_Task directions:_ Every line with the string "image" should be gathered.
───
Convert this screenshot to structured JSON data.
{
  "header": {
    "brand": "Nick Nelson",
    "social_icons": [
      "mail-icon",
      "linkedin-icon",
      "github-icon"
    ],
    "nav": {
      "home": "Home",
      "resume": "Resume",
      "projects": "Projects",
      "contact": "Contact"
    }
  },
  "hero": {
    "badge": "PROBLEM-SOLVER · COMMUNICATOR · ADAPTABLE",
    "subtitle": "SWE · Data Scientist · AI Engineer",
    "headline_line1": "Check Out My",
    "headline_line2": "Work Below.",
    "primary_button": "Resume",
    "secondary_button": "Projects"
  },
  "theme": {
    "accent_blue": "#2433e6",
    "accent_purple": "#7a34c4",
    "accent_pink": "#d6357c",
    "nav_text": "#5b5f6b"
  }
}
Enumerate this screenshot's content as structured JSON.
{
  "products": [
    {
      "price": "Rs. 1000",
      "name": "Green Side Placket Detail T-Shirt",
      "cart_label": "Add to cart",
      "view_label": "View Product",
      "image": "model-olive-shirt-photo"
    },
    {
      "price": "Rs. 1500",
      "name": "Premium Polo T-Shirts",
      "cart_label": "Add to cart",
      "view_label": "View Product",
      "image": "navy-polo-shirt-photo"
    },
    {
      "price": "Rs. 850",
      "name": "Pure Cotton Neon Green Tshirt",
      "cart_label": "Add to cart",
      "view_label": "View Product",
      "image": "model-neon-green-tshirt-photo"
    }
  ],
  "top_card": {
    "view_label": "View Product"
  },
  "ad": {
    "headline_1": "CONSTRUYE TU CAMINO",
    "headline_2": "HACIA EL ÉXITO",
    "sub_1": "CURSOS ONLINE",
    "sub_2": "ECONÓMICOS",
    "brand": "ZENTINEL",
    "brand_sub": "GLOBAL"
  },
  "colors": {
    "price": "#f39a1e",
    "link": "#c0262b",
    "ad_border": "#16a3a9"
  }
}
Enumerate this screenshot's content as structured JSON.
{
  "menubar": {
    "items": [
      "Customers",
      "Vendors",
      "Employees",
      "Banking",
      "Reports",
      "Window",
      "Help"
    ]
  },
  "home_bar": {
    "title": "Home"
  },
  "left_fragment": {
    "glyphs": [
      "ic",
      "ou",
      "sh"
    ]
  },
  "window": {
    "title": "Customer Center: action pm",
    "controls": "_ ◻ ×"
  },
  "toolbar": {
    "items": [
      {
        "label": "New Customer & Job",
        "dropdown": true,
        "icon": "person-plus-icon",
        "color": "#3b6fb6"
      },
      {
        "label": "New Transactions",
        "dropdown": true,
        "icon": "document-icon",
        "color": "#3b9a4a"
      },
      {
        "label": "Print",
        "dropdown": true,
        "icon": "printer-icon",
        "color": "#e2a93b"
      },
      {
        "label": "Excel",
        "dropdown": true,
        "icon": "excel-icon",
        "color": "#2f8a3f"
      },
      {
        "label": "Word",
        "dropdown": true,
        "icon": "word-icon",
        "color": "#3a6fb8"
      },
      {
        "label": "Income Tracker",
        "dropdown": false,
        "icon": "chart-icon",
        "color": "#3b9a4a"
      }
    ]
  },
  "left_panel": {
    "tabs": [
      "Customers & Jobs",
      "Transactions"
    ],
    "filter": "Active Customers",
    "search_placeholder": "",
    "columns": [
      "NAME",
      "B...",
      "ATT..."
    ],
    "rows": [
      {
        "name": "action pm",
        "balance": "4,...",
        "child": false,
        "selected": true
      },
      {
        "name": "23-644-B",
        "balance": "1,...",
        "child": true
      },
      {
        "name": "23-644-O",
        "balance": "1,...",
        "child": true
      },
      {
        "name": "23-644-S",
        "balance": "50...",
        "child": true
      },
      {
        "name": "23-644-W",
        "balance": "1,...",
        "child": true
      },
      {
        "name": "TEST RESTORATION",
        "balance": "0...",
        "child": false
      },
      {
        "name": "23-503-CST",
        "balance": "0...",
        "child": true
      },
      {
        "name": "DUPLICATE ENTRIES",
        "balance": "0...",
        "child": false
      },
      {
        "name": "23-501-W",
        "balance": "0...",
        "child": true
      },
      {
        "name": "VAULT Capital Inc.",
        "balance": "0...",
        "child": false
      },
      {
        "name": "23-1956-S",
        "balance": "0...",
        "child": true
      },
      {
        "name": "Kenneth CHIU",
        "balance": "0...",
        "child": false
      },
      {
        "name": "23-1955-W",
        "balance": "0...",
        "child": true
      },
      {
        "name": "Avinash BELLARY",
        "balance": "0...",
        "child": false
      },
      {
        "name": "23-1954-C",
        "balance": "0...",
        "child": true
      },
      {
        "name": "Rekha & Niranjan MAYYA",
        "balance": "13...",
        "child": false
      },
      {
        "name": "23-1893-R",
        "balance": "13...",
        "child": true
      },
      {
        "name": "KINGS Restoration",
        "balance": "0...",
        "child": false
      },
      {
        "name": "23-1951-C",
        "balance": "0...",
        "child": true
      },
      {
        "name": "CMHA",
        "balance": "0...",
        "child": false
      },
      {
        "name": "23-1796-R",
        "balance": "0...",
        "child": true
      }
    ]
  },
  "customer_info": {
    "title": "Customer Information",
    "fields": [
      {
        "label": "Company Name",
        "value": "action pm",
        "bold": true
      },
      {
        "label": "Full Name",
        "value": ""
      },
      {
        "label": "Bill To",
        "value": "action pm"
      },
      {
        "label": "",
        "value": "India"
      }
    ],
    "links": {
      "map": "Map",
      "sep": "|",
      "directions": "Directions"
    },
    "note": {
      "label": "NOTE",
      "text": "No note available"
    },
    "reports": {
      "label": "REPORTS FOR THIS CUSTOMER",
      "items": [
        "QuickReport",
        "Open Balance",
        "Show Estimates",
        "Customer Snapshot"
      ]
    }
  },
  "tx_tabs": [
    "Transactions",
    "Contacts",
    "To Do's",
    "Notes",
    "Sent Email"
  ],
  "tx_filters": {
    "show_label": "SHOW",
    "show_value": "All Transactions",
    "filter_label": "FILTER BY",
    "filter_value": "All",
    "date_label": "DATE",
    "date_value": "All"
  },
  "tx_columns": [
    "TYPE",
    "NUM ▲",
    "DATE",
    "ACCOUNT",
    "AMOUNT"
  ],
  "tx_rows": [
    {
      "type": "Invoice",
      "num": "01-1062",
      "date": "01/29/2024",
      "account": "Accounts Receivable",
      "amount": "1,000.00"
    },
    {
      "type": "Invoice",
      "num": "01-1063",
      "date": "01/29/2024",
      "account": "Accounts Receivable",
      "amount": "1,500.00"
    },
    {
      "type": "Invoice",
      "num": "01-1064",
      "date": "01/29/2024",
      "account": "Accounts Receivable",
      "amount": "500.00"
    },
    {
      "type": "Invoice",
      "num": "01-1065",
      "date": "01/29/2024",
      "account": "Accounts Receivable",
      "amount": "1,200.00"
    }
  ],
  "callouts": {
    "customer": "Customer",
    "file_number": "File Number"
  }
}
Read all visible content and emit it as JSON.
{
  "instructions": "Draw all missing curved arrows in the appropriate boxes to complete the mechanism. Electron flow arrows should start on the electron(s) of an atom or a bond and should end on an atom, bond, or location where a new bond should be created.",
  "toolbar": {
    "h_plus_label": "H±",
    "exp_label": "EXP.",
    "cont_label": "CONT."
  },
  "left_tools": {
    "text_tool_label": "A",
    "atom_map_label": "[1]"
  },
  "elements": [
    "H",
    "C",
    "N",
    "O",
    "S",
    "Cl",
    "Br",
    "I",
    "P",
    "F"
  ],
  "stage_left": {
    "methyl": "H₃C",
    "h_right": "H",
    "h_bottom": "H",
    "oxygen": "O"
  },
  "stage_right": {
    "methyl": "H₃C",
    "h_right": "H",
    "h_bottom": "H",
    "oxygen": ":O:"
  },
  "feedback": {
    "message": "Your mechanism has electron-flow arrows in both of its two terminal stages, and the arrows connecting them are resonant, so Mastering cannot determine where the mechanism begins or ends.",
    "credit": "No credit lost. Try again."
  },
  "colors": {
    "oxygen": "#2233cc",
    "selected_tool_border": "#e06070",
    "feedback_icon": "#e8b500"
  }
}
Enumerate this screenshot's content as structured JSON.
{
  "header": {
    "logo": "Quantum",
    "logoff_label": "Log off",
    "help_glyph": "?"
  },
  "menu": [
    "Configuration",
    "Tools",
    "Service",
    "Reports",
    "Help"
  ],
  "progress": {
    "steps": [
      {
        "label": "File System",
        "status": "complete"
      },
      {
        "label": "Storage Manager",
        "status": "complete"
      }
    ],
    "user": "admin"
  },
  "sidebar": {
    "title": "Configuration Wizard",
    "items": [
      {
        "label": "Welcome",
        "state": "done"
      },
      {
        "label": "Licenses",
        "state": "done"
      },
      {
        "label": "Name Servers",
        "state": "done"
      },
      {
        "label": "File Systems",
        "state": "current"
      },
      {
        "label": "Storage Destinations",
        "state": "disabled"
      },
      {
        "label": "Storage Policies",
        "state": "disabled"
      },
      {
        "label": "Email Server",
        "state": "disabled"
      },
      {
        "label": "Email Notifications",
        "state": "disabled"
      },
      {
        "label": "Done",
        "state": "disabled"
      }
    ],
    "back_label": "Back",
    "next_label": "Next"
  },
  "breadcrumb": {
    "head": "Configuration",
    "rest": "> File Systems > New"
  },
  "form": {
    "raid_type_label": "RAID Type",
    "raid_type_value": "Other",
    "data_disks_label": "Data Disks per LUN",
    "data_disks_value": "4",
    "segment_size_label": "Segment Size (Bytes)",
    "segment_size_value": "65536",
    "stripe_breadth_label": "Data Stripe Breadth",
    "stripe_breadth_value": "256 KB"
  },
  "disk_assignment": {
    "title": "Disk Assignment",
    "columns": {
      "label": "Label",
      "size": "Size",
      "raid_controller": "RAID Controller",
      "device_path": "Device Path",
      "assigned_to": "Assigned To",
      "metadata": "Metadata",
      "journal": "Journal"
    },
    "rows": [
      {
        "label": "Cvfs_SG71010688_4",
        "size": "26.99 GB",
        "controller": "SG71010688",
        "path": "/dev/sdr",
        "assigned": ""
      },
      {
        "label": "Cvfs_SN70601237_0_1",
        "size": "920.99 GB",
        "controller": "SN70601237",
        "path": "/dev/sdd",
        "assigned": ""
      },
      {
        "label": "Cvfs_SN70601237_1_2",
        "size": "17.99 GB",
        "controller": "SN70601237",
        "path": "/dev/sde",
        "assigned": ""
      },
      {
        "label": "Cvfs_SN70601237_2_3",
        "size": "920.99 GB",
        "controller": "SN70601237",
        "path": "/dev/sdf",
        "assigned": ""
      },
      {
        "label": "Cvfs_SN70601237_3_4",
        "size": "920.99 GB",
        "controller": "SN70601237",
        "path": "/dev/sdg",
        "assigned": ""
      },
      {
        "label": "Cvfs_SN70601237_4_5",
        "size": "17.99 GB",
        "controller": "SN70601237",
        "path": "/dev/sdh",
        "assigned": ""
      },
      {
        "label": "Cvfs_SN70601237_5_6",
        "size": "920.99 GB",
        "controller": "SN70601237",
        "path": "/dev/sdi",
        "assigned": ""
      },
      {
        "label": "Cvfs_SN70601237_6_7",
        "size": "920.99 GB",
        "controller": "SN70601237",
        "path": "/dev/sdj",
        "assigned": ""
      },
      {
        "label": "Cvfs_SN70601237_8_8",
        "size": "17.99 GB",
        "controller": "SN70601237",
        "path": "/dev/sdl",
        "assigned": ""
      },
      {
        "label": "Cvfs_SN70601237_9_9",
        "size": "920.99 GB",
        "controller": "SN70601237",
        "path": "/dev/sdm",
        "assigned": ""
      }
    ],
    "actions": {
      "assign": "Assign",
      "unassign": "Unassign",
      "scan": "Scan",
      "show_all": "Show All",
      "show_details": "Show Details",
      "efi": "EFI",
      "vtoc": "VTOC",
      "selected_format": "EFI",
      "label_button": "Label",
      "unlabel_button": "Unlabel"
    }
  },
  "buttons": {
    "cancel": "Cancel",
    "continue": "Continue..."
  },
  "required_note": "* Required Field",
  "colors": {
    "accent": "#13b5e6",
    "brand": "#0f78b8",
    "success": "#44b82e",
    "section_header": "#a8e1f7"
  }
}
───
_Written solution:_
      "image": "model-olive-shirt-photo"
      "image": "navy-polo-shirt-photo"
      "image": "model-neon-green-tshirt-photo"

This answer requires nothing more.